• [Task instructions] Scan the following material for the string "toward" and copy each line in which it appears.

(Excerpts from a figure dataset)

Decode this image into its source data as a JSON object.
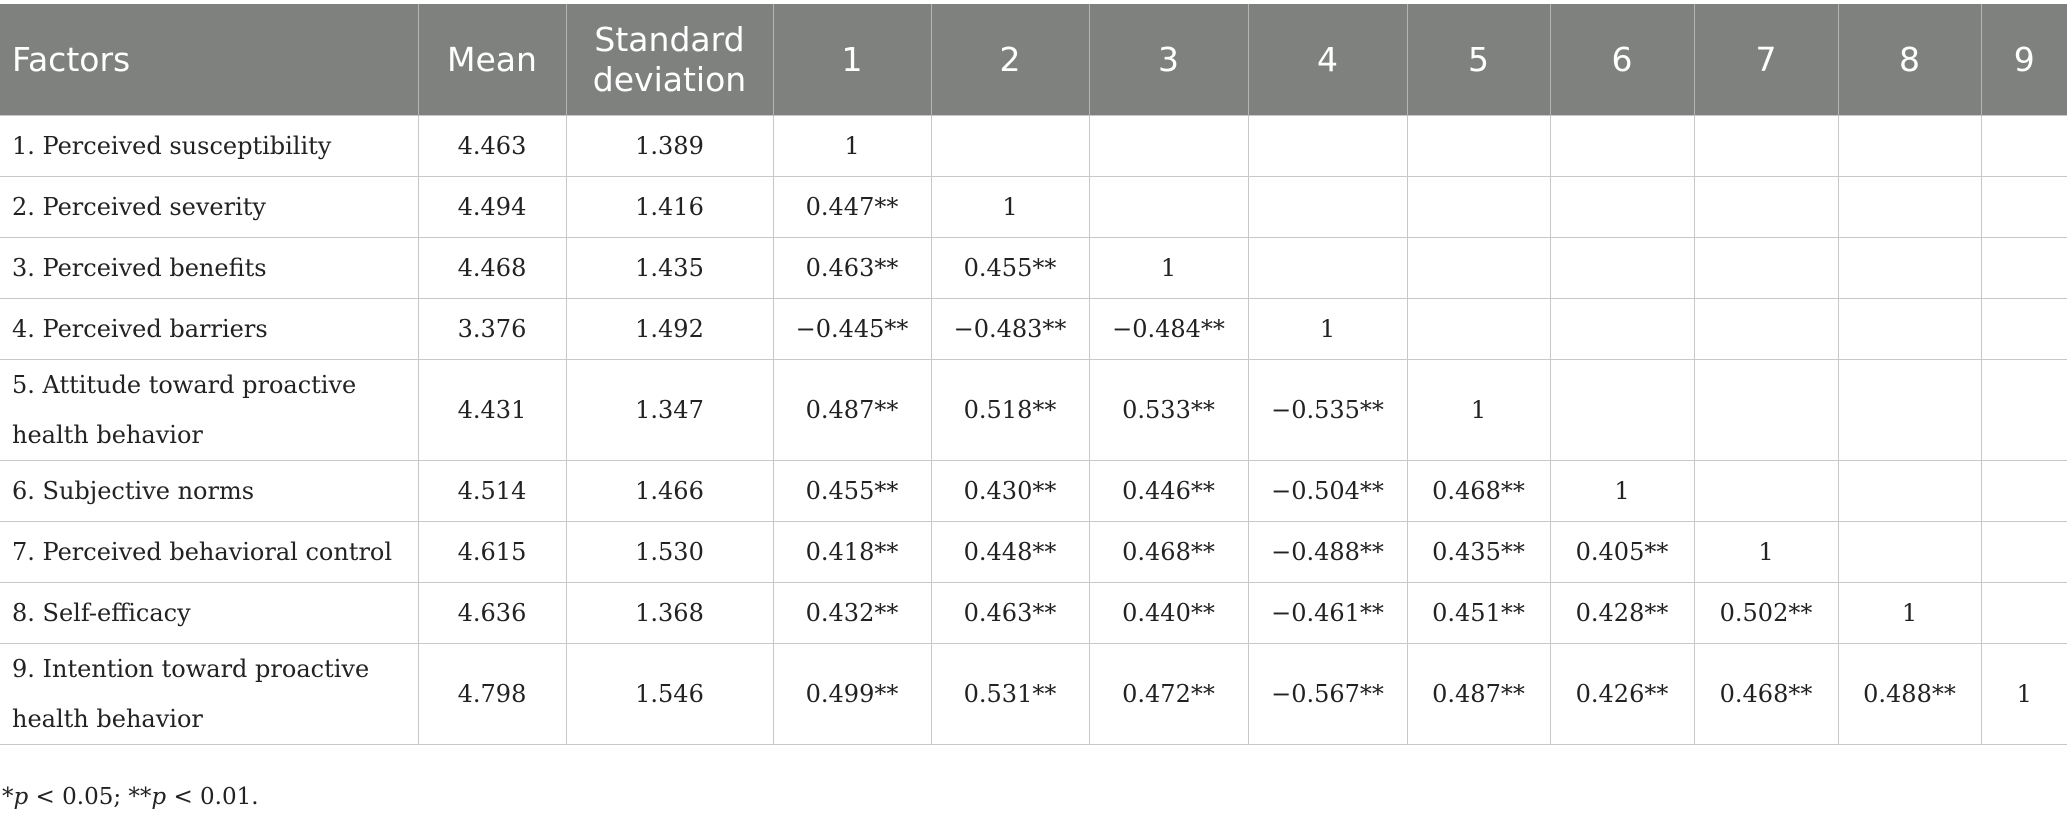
{
  "table": {
    "header": [
      "Factors",
      "Mean",
      "Standard deviation",
      "1",
      "2",
      "3",
      "4",
      "5",
      "6",
      "7",
      "8",
      "9"
    ],
    "rows": [
      {
        "label": "1. Perceived susceptibility",
        "mean": "4.463",
        "sd": "1.389",
        "r": [
          "1"
        ]
      },
      {
        "label": "2. Perceived severity",
        "mean": "4.494",
        "sd": "1.416",
        "r": [
          "0.447**",
          "1"
        ]
      },
      {
        "label": "3. Perceived benefits",
        "mean": "4.468",
        "sd": "1.435",
        "r": [
          "0.463**",
          "0.455**",
          "1"
        ]
      },
      {
        "label": "4. Perceived barriers",
        "mean": "3.376",
        "sd": "1.492",
        "r": [
          "−0.445**",
          "−0.483**",
          "−0.484**",
          "1"
        ]
      },
      {
        "label": "5. Attitude toward proactive health behavior",
        "mean": "4.431",
        "sd": "1.347",
        "r": [
          "0.487**",
          "0.518**",
          "0.533**",
          "−0.535**",
          "1"
        ]
      },
      {
        "label": "6. Subjective norms",
        "mean": "4.514",
        "sd": "1.466",
        "r": [
          "0.455**",
          "0.430**",
          "0.446**",
          "−0.504**",
          "0.468**",
          "1"
        ]
      },
      {
        "label": "7. Perceived behavioral control",
        "mean": "4.615",
        "sd": "1.530",
        "r": [
          "0.418**",
          "0.448**",
          "0.468**",
          "−0.488**",
          "0.435**",
          "0.405**",
          "1"
        ]
      },
      {
        "label": "8. Self-efficacy",
        "mean": "4.636",
        "sd": "1.368",
        "r": [
          "0.432**",
          "0.463**",
          "0.440**",
          "−0.461**",
          "0.451**",
          "0.428**",
          "0.502**",
          "1"
        ]
      },
      {
        "label": "9. Intention toward proactive health behavior",
        "mean": "4.798",
        "sd": "1.546",
        "r": [
          "0.499**",
          "0.531**",
          "0.472**",
          "−0.567**",
          "0.487**",
          "0.426**",
          "0.468**",
          "0.488**",
          "1"
        ]
      }
    ]
  },
  "footnote": [
    "*",
    "p",
    " < 0.05; **",
    "p",
    " < 0.01."
  ]
}
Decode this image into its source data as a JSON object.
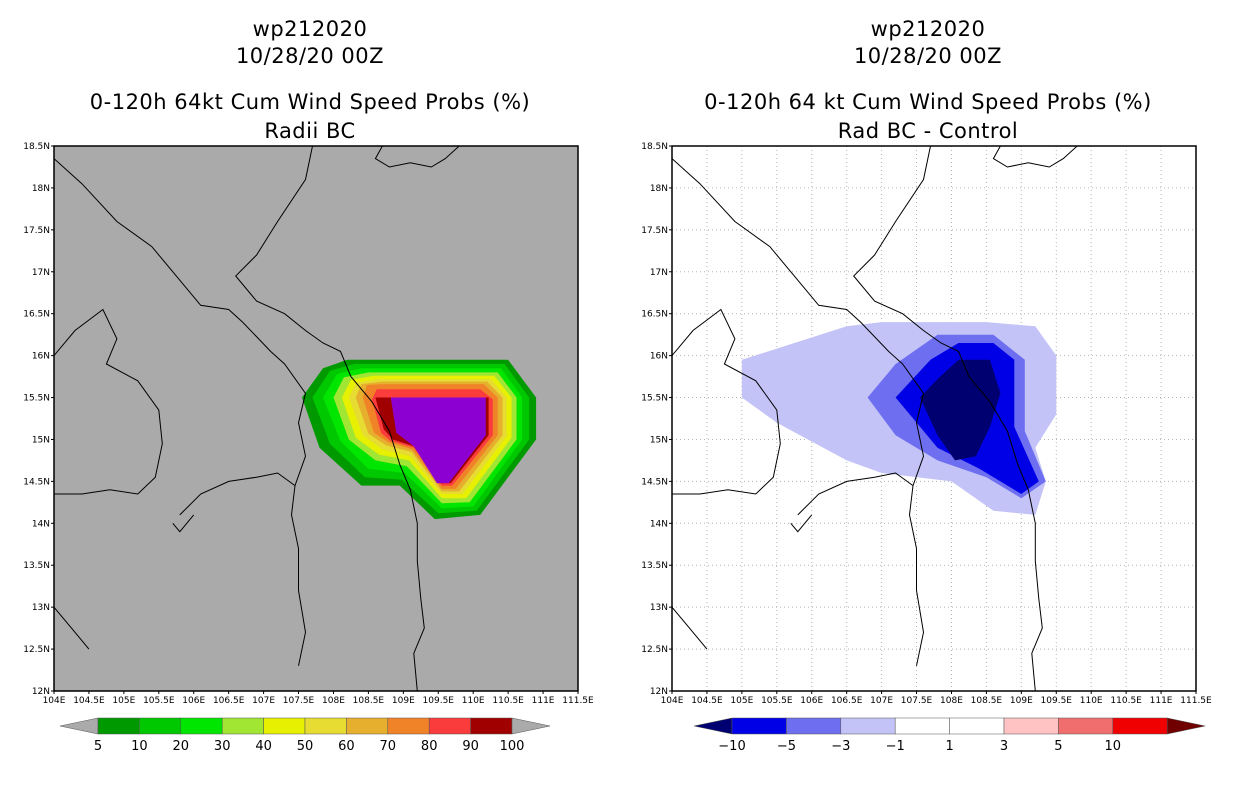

• [Output]
        "label": "5. Attitude toward proactive health behavior",
        "label": "9. Intention toward proactive health behavior",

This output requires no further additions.